* start *

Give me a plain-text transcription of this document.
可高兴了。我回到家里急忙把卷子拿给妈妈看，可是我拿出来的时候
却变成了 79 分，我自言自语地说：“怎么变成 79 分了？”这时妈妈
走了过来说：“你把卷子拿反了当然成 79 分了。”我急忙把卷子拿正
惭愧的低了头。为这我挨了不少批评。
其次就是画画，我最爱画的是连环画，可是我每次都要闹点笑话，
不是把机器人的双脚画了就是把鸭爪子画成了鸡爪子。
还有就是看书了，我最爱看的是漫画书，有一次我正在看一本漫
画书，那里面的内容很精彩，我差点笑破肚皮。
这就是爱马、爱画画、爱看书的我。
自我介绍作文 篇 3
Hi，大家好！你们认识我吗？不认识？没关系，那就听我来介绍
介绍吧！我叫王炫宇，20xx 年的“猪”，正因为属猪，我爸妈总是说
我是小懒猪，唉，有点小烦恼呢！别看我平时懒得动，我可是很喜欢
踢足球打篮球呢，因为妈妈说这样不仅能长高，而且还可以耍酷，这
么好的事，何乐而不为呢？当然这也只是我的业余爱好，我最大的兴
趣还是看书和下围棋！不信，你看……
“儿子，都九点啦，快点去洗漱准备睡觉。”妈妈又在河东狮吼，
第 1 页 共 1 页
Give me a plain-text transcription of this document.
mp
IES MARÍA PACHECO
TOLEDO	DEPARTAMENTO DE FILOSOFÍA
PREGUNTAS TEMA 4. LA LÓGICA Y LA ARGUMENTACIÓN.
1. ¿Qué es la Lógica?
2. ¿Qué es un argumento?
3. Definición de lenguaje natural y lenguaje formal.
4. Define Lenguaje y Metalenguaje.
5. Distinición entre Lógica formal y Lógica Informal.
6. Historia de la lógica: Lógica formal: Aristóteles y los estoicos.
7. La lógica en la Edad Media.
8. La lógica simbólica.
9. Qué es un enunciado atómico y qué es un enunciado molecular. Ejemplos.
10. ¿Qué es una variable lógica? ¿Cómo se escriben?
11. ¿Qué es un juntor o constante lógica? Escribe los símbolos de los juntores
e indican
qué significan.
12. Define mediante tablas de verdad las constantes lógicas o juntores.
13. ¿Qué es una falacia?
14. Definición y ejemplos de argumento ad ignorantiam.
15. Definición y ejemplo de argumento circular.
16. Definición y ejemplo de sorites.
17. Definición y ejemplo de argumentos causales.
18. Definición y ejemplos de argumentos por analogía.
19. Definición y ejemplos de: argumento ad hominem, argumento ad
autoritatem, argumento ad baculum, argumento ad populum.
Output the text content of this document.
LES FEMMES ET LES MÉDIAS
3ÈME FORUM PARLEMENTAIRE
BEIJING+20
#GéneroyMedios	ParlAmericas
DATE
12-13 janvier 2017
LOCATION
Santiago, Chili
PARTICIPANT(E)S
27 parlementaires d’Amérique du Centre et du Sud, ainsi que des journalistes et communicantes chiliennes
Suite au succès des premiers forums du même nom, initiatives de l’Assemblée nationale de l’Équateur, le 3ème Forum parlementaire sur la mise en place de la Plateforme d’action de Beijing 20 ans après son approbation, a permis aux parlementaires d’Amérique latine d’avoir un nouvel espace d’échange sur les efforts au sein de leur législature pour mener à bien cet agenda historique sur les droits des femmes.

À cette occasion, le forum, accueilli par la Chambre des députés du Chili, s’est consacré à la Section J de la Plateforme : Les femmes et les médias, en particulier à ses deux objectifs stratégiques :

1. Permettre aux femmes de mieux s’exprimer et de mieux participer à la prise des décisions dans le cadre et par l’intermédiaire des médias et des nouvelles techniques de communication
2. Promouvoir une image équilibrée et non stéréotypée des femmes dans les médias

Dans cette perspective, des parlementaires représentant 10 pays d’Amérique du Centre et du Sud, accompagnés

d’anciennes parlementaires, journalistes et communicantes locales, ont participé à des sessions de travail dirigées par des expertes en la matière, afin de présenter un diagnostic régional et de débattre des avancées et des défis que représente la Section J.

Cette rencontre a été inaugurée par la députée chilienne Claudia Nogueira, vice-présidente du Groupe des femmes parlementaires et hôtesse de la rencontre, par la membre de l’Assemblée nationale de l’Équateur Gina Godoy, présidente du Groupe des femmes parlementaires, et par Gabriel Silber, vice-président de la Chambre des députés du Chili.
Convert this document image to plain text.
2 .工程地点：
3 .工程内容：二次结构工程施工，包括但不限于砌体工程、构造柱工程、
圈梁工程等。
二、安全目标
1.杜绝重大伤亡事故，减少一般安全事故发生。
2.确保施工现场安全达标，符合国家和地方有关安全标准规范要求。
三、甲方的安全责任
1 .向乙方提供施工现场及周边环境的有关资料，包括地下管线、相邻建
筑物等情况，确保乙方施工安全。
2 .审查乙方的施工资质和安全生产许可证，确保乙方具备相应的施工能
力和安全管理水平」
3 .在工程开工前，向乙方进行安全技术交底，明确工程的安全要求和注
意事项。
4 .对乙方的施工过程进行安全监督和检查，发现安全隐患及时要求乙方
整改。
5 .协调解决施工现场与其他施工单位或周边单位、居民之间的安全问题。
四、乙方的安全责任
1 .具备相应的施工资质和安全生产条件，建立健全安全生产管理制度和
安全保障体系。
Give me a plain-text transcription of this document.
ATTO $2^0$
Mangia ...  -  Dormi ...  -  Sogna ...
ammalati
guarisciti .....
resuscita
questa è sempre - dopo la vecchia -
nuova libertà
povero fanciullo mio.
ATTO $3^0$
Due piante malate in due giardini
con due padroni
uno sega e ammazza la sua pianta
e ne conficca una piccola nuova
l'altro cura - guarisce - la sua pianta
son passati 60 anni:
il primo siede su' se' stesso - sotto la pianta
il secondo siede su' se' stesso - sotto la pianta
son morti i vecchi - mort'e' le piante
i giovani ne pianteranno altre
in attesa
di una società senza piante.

* end *

### What is asked
Read through the lines above and collect those that contain the string "nuova".

### Completed exercise
nuova libertà
e ne conficca una piccola nuova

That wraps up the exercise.